**WHAT IS ASKED:**
Restate the full set of records exactly, without adding or dropping a word.

**Chart and figure data:**
-------------------------

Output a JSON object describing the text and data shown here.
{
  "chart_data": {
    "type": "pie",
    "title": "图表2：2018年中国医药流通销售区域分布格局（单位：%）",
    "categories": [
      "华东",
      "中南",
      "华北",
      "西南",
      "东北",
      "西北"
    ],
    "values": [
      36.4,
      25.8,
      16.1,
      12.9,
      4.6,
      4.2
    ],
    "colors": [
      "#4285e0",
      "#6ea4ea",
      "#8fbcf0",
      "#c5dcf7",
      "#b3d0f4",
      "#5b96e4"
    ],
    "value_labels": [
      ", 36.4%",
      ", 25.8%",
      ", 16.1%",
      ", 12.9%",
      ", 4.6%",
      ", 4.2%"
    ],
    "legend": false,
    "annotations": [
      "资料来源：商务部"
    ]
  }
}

-------------------------

**EXERCISE OUTPUT:**
Output a JSON object describing the text and data shown here.
{
  "chart_data": {
    "type": "pie",
    "title": "图表2：2018年中国医药流通销售区域分布格局（单位：%）",
    "categories": [
      "华东",
      "中南",
      "华北",
      "西南",
      "东北",
      "西北"
    ],
    "values": [
      36.4,
      25.8,
      16.1,
      12.9,
      4.6,
      4.2
    ],
    "colors": [
      "#4285e0",
      "#6ea4ea",
      "#8fbcf0",
      "#c5dcf7",
      "#b3d0f4",
      "#5b96e4"
    ],
    "value_labels": [
      ", 36.4%",
      ", 25.8%",
      ", 16.1%",
      ", 12.9%",
      ", 4.6%",
      ", 4.2%"
    ],
    "legend": false,
    "annotations": [
      "资料来源：商务部"
    ]
  }
}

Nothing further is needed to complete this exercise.